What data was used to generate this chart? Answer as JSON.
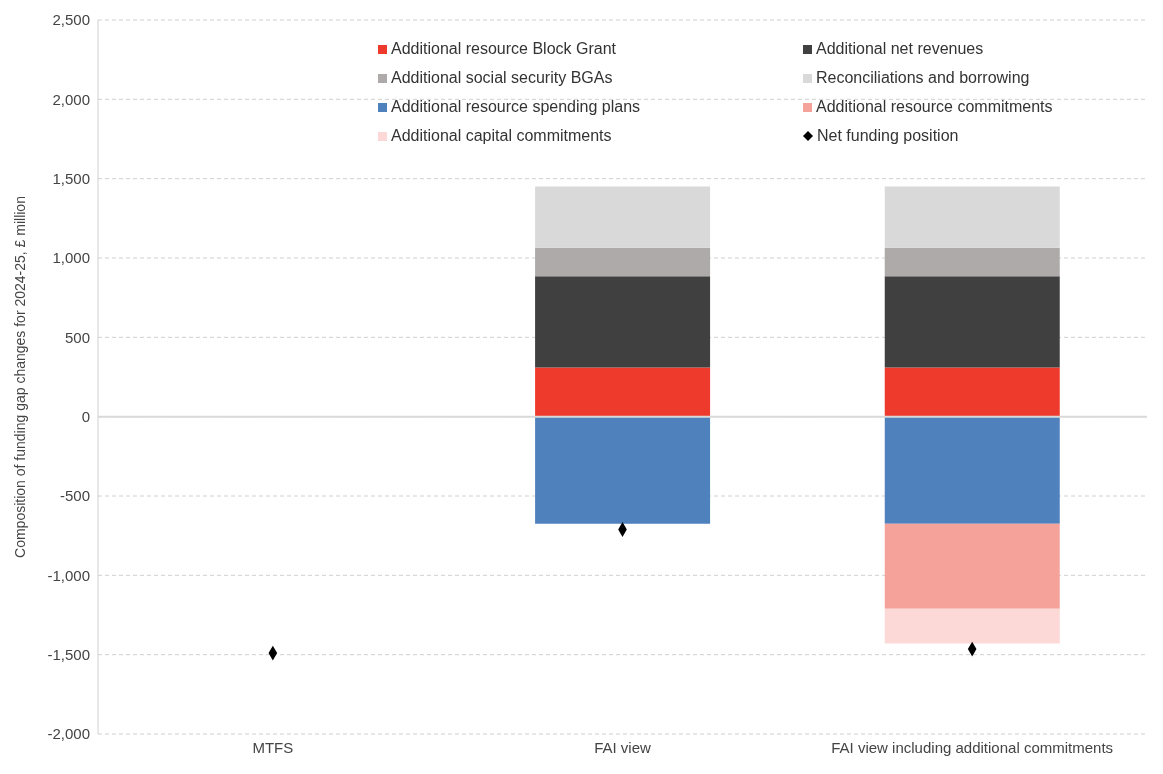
{
  "chart_data": {
    "type": "bar",
    "stacked": true,
    "ylabel": "Composition of funding gap changes for 2024-25, £ million",
    "categories": [
      "MTFS",
      "FAI view",
      "FAI view including additional commitments"
    ],
    "series": [
      {
        "name": "Additional resource Block Grant",
        "color": "#ee3a2c",
        "values": [
          null,
          310,
          310
        ]
      },
      {
        "name": "Additional net revenues",
        "color": "#404040",
        "values": [
          null,
          575,
          575
        ]
      },
      {
        "name": "Additional social security BGAs",
        "color": "#aeaaaa",
        "values": [
          null,
          180,
          180
        ]
      },
      {
        "name": "Reconciliations and borrowing",
        "color": "#d9d9d9",
        "values": [
          null,
          385,
          385
        ]
      },
      {
        "name": "Additional resource spending plans",
        "color": "#4f81bd",
        "values": [
          null,
          -675,
          -675
        ]
      },
      {
        "name": "Additional resource commitments",
        "color": "#f5a29a",
        "values": [
          null,
          null,
          -535
        ]
      },
      {
        "name": "Additional capital commitments",
        "color": "#fcd9d7",
        "values": [
          null,
          null,
          -220
        ]
      },
      {
        "name": "Net funding position",
        "type": "scatter",
        "marker": "diamond",
        "color": "#000000",
        "x": [
          "MTFS",
          "FAI view",
          "FAI view including additional commitments"
        ],
        "values": [
          -1490,
          -711,
          -1465
        ]
      }
    ],
    "ylim": [
      -2000,
      2500
    ],
    "yticks": [
      {
        "value": -2000,
        "label": "-2,000"
      },
      {
        "value": -1500,
        "label": "-1,500"
      },
      {
        "value": -1000,
        "label": "-1,000"
      },
      -500,
      0,
      500,
      {
        "value": 1000,
        "label": "1,000"
      },
      {
        "value": 1500,
        "label": "1,500"
      },
      {
        "value": 2000,
        "label": "2,000"
      },
      {
        "value": 2500,
        "label": "2,500"
      }
    ],
    "grid": "y",
    "legend": "top",
    "ref_lines": [
      {
        "axis": "y",
        "value": 0,
        "color": "#d9d9d9"
      }
    ]
  }
}
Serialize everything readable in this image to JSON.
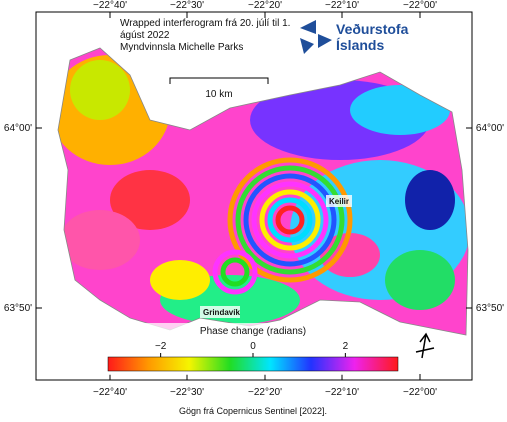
{
  "map": {
    "title": "Wrapped interferogram frá 20. júlí til 1. ágúst 2022",
    "credit": "Myndvinnsla Michelle Parks",
    "logo": {
      "line1": "Veðurstofa",
      "line2": "Íslands"
    },
    "scale_bar": "10 km",
    "places": [
      "Keilir",
      "Grindavík"
    ],
    "lon_labels": [
      "−22°40'",
      "−22°30'",
      "−22°20'",
      "−22°10'",
      "−22°00'"
    ],
    "lat_labels": [
      "64°00'",
      "63°50'"
    ],
    "colorbar": {
      "title": "Phase change (radians)",
      "lim": [
        -3.14,
        3.14
      ],
      "ticks": [
        {
          "value": -2,
          "label": "−2"
        },
        0,
        2
      ]
    },
    "source": "Gögn frá Copernicus Sentinel [2022]."
  }
}
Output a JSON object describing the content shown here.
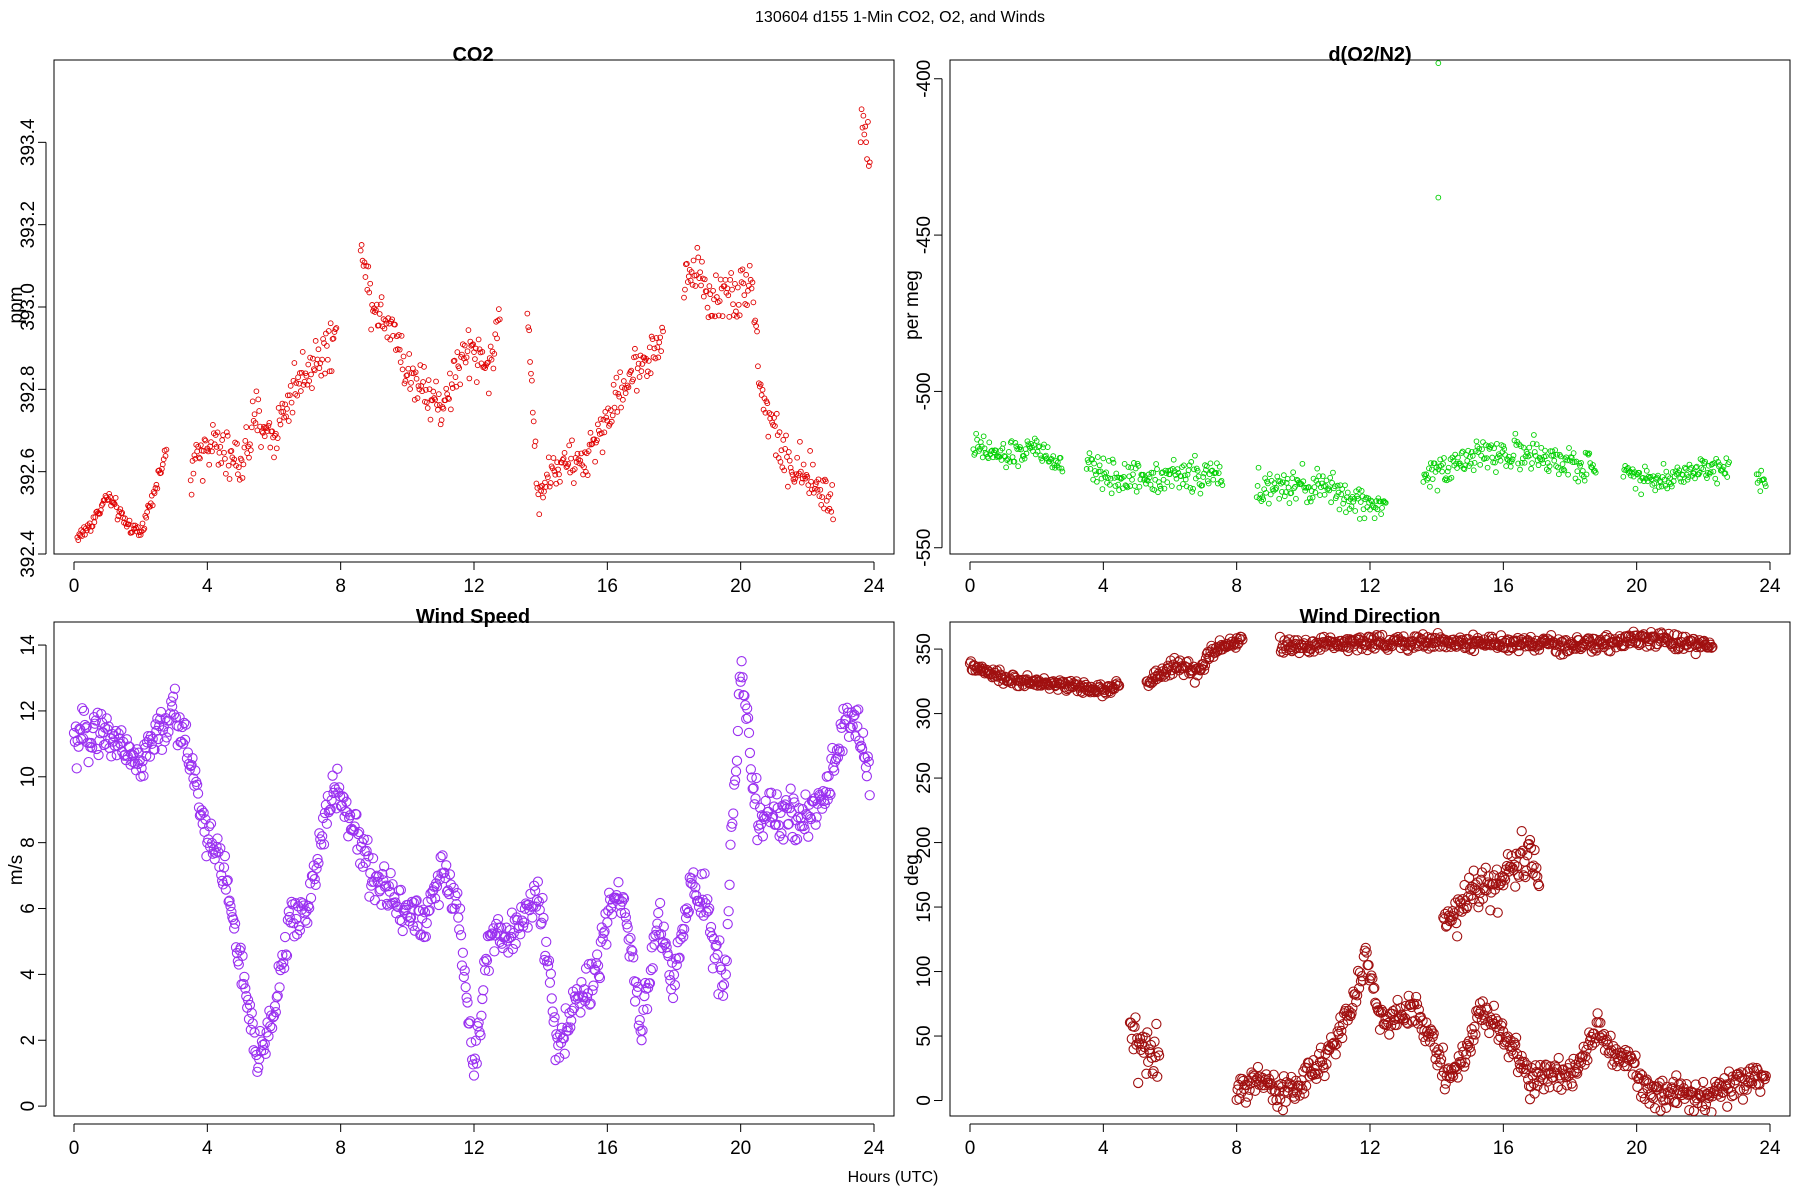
{
  "figure": {
    "suptitle": "130604   d155   1-Min CO2, O2, and Winds",
    "xlabel": "Hours (UTC)"
  },
  "chart_data": [
    {
      "type": "scatter",
      "title": "CO2",
      "ylabel": "ppm",
      "color": "#e00000",
      "marker": "small-circle",
      "xlim": [
        -0.6,
        24.6
      ],
      "ylim": [
        392.4,
        393.6
      ],
      "xticks": [
        0,
        4,
        8,
        12,
        16,
        20,
        24
      ],
      "xtick_labels": [
        "0",
        "4",
        "8",
        "12",
        "16",
        "20",
        "24"
      ],
      "yticks": [
        392.4,
        392.6,
        392.8,
        393.0,
        393.2,
        393.4
      ],
      "ytick_labels": [
        "392.4",
        "392.6",
        "392.8",
        "393.0",
        "393.2",
        "393.4"
      ],
      "segments": [
        {
          "x": [
            0.1,
            0.5,
            1.0,
            1.5,
            2.0,
            2.5,
            2.8
          ],
          "y": [
            392.44,
            392.47,
            392.54,
            392.48,
            392.45,
            392.58,
            392.65
          ],
          "spread": 0.02
        },
        {
          "x": [
            3.5,
            4.0,
            4.5,
            5.0,
            5.5,
            6.0,
            6.5,
            7.0,
            7.5,
            7.9
          ],
          "y": [
            392.59,
            392.68,
            392.64,
            392.62,
            392.73,
            392.68,
            392.79,
            392.85,
            392.89,
            392.92
          ],
          "spread": 0.06
        },
        {
          "x": [
            8.6,
            8.8,
            9.2,
            9.6,
            10.0,
            10.5,
            11.0,
            11.5,
            12.0,
            12.5,
            12.8
          ],
          "y": [
            393.2,
            393.05,
            392.98,
            392.96,
            392.83,
            392.82,
            392.75,
            392.85,
            392.9,
            392.85,
            393.0
          ],
          "spread": 0.06
        },
        {
          "x": [
            13.6,
            13.9,
            14.3,
            14.8,
            15.3,
            15.8,
            16.3,
            16.8,
            17.3,
            17.7
          ],
          "y": [
            393.0,
            392.55,
            392.6,
            392.62,
            392.62,
            392.7,
            392.78,
            392.85,
            392.88,
            392.93
          ],
          "spread": 0.05
        },
        {
          "x": [
            18.3,
            18.7,
            19.2,
            19.6,
            20.0,
            20.3,
            20.6,
            21.0,
            21.5,
            22.0,
            22.5,
            22.8
          ],
          "y": [
            393.05,
            393.1,
            393.0,
            393.05,
            393.02,
            393.1,
            392.8,
            392.7,
            392.6,
            392.58,
            392.55,
            392.53
          ],
          "spread": 0.06
        },
        {
          "x": [
            23.6,
            23.9
          ],
          "y": [
            393.45,
            393.4
          ],
          "spread": 0.08
        }
      ]
    },
    {
      "type": "scatter",
      "title": "d(O2/N2)",
      "ylabel": "per meg",
      "color": "#00d000",
      "marker": "small-circle",
      "xlim": [
        -0.6,
        24.6
      ],
      "ylim": [
        -552,
        -394
      ],
      "xticks": [
        0,
        4,
        8,
        12,
        16,
        20,
        24
      ],
      "xtick_labels": [
        "0",
        "4",
        "8",
        "12",
        "16",
        "20",
        "24"
      ],
      "yticks": [
        -550,
        -500,
        -450,
        -400
      ],
      "ytick_labels": [
        "-550",
        "-500",
        "-450",
        "-400"
      ],
      "segments": [
        {
          "x": [
            0.1,
            1.0,
            2.0,
            2.8
          ],
          "y": [
            -518,
            -521,
            -518,
            -525
          ],
          "spread": 4
        },
        {
          "x": [
            3.5,
            4.5,
            5.5,
            6.5,
            7.6
          ],
          "y": [
            -524,
            -528,
            -527,
            -527,
            -527
          ],
          "spread": 5
        },
        {
          "x": [
            8.6,
            9.5,
            10.5,
            11.5,
            12.5
          ],
          "y": [
            -531,
            -531,
            -530,
            -535,
            -537
          ],
          "spread": 5
        },
        {
          "x": [
            13.6,
            14.5,
            15.5,
            16.5,
            17.5,
            18.8
          ],
          "y": [
            -527,
            -523,
            -520,
            -520,
            -522,
            -525
          ],
          "spread": 5
        },
        {
          "x": [
            19.6,
            20.5,
            21.5,
            22.8
          ],
          "y": [
            -524,
            -529,
            -526,
            -523
          ],
          "spread": 4
        },
        {
          "x": [
            23.6,
            23.9
          ],
          "y": [
            -530,
            -528
          ],
          "spread": 5
        }
      ],
      "outliers": {
        "x": [
          14.05,
          14.05
        ],
        "y": [
          -395,
          -438
        ]
      }
    },
    {
      "type": "scatter",
      "title": "Wind Speed",
      "ylabel": "m/s",
      "color": "#9a30f0",
      "marker": "circle",
      "xlim": [
        -0.6,
        24.6
      ],
      "ylim": [
        -0.3,
        14.7
      ],
      "xticks": [
        0,
        4,
        8,
        12,
        16,
        20,
        24
      ],
      "xtick_labels": [
        "0",
        "4",
        "8",
        "12",
        "16",
        "20",
        "24"
      ],
      "yticks": [
        0,
        2,
        4,
        6,
        8,
        10,
        12,
        14
      ],
      "ytick_labels": [
        "0",
        "2",
        "4",
        "6",
        "8",
        "10",
        "12",
        "14"
      ],
      "segments": [
        {
          "x": [
            0,
            0.6,
            1.2,
            2.0,
            2.5,
            3.0,
            3.5,
            4.0,
            4.5,
            5.0,
            5.5,
            6.0,
            6.5,
            7.0,
            7.5,
            7.9,
            8.5,
            9.0,
            9.5,
            10.0,
            10.5,
            11.0,
            11.5,
            12.0,
            12.5,
            13.0,
            13.5,
            14.0,
            14.5,
            15.0,
            15.5,
            16.0,
            16.5,
            17.0,
            17.5,
            18.0,
            18.5,
            19.0,
            19.5,
            20.0,
            20.5,
            21.0,
            21.5,
            22.0,
            22.5,
            23.0,
            23.5,
            23.9
          ],
          "y": [
            10.9,
            11.5,
            11.2,
            10.4,
            11.3,
            11.9,
            10.6,
            8.2,
            7.2,
            4.3,
            1.2,
            3.0,
            5.6,
            6.0,
            8.6,
            9.6,
            8.2,
            6.8,
            6.4,
            6.0,
            5.6,
            7.0,
            6.2,
            1.2,
            5.2,
            5.0,
            6.0,
            6.4,
            1.5,
            3.2,
            3.6,
            5.6,
            6.4,
            2.2,
            5.6,
            3.8,
            6.5,
            6.2,
            3.5,
            13.3,
            8.8,
            8.8,
            8.7,
            8.9,
            9.2,
            11.5,
            11.6,
            9.8
          ],
          "spread": 0.7
        }
      ]
    },
    {
      "type": "scatter",
      "title": "Wind Direction",
      "ylabel": "deg",
      "color": "#a01010",
      "marker": "circle",
      "xlim": [
        -0.6,
        24.6
      ],
      "ylim": [
        -12,
        371
      ],
      "xticks": [
        0,
        4,
        8,
        12,
        16,
        20,
        24
      ],
      "xtick_labels": [
        "0",
        "4",
        "8",
        "12",
        "16",
        "20",
        "24"
      ],
      "yticks": [
        0,
        50,
        100,
        150,
        200,
        250,
        300,
        350
      ],
      "ytick_labels": [
        "0",
        "50",
        "100",
        "150",
        "200",
        "250",
        "300",
        "350"
      ],
      "segments": [
        {
          "x": [
            0,
            0.5,
            1.0,
            2.0,
            3.0,
            4.0,
            4.5
          ],
          "y": [
            337,
            332,
            327,
            324,
            322,
            318,
            322
          ],
          "spread": 4
        },
        {
          "x": [
            5.3,
            5.8,
            6.3,
            6.8,
            7.3,
            7.8,
            8.2
          ],
          "y": [
            322,
            332,
            338,
            330,
            348,
            355,
            358
          ],
          "spread": 6
        },
        {
          "x": [
            4.8,
            5.1,
            5.4,
            5.7
          ],
          "y": [
            55,
            40,
            30,
            35
          ],
          "spread": 20
        },
        {
          "x": [
            8.0,
            8.5,
            9.0,
            9.5,
            10.0,
            10.5,
            11.0,
            11.5,
            11.9,
            12.3,
            12.8,
            13.3,
            13.8,
            14.3,
            14.8,
            15.3,
            15.8,
            16.3,
            16.8,
            17.3,
            17.8,
            18.3,
            18.8,
            19.3,
            19.8,
            20.3,
            20.8,
            21.3,
            21.8,
            22.3,
            22.8,
            23.3,
            23.9
          ],
          "y": [
            5,
            20,
            10,
            5,
            15,
            30,
            45,
            75,
            115,
            60,
            65,
            70,
            50,
            20,
            30,
            70,
            60,
            40,
            15,
            20,
            15,
            30,
            55,
            35,
            30,
            10,
            3,
            5,
            5,
            5,
            8,
            15,
            20
          ],
          "spread": 12
        },
        {
          "x": [
            9.3,
            10.4,
            10.7,
            13.7,
            16.6,
            17.6,
            20.6,
            22.3
          ],
          "y": [
            352,
            352,
            355,
            355,
            355,
            352,
            358,
            352
          ],
          "spread": 6
        },
        {
          "x": [
            14.2,
            16.8,
            17.1
          ],
          "y": [
            140,
            190,
            165
          ],
          "spread": 18
        }
      ]
    }
  ]
}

========

▸ **Instructions for the task**:
Copy all lines from the material that contain "ylabel".

▸ **Written solution**:
    "ylabel": "Composition of funding gap changes for 2024-25, £ million",
      "ylabel": "ppm",
      "ylabel": "per meg",
      "ylabel": "m/s",
      "ylabel": "deg",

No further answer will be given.